Restate every line of the material, word for word.

>> begin Material for this task

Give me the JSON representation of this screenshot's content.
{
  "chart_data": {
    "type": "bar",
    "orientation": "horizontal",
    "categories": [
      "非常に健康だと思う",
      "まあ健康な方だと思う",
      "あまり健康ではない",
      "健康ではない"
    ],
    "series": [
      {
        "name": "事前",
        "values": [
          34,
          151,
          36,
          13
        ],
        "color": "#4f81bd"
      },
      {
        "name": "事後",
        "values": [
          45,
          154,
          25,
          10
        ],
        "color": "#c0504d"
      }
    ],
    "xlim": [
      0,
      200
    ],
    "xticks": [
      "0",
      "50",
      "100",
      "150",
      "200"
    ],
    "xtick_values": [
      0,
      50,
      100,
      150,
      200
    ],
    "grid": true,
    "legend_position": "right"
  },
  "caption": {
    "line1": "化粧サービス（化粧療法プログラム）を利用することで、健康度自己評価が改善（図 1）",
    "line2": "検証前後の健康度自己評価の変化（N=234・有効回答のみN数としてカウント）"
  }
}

>> end Material for this task

* **Exercise answer**
Give me the JSON representation of this screenshot's content.
{
  "chart_data": {
    "type": "bar",
    "orientation": "horizontal",
    "categories": [
      "非常に健康だと思う",
      "まあ健康な方だと思う",
      "あまり健康ではない",
      "健康ではない"
    ],
    "series": [
      {
        "name": "事前",
        "values": [
          34,
          151,
          36,
          13
        ],
        "color": "#4f81bd"
      },
      {
        "name": "事後",
        "values": [
          45,
          154,
          25,
          10
        ],
        "color": "#c0504d"
      }
    ],
    "xlim": [
      0,
      200
    ],
    "xticks": [
      "0",
      "50",
      "100",
      "150",
      "200"
    ],
    "xtick_values": [
      0,
      50,
      100,
      150,
      200
    ],
    "grid": true,
    "legend_position": "right"
  },
  "caption": {
    "line1": "化粧サービス（化粧療法プログラム）を利用することで、健康度自己評価が改善（図 1）",
    "line2": "検証前後の健康度自己評価の変化（N=234・有効回答のみN数としてカウント）"
  }
}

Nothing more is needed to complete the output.